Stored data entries
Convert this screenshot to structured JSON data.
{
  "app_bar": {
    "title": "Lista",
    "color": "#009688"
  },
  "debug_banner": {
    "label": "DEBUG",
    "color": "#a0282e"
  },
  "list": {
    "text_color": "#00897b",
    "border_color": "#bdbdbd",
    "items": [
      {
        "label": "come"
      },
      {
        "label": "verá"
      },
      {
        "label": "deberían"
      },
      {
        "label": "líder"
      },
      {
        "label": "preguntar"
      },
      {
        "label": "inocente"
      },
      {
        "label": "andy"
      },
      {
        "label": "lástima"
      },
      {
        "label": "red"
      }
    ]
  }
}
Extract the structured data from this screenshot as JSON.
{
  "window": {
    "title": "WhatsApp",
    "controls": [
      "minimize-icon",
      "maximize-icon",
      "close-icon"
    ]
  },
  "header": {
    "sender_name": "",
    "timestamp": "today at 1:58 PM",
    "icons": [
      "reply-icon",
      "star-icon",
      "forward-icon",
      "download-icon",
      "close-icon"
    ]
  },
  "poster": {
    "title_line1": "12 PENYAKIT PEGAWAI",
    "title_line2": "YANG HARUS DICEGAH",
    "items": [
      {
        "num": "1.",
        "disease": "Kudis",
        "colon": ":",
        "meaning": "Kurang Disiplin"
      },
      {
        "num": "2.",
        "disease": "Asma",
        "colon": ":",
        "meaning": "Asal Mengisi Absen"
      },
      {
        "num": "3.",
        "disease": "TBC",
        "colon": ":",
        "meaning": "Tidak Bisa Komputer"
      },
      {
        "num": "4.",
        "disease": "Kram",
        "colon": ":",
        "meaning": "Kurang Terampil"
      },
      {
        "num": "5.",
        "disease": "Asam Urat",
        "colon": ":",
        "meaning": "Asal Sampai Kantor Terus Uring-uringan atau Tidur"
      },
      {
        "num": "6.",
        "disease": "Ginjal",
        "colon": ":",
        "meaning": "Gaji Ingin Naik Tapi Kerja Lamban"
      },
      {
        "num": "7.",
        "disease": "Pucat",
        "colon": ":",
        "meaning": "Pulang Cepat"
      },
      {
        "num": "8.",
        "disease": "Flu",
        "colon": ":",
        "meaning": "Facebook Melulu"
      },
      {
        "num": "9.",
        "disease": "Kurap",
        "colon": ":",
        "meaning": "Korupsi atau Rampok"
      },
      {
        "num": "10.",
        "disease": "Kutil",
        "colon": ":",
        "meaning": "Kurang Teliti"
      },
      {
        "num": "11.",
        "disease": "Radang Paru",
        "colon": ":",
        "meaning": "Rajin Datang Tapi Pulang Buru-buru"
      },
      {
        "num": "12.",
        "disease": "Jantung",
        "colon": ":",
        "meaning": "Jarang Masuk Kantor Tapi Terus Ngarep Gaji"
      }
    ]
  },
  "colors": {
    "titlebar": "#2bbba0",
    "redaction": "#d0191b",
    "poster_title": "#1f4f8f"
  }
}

STATED GOAL
Identify all lines where the word "Terus" shows up. Copy them.

FULL ANSWER
        "meaning": "Asal Sampai Kantor Terus Uring-uringan atau Tidur"
        "meaning": "Jarang Masuk Kantor Tapi Terus Ngarep Gaji"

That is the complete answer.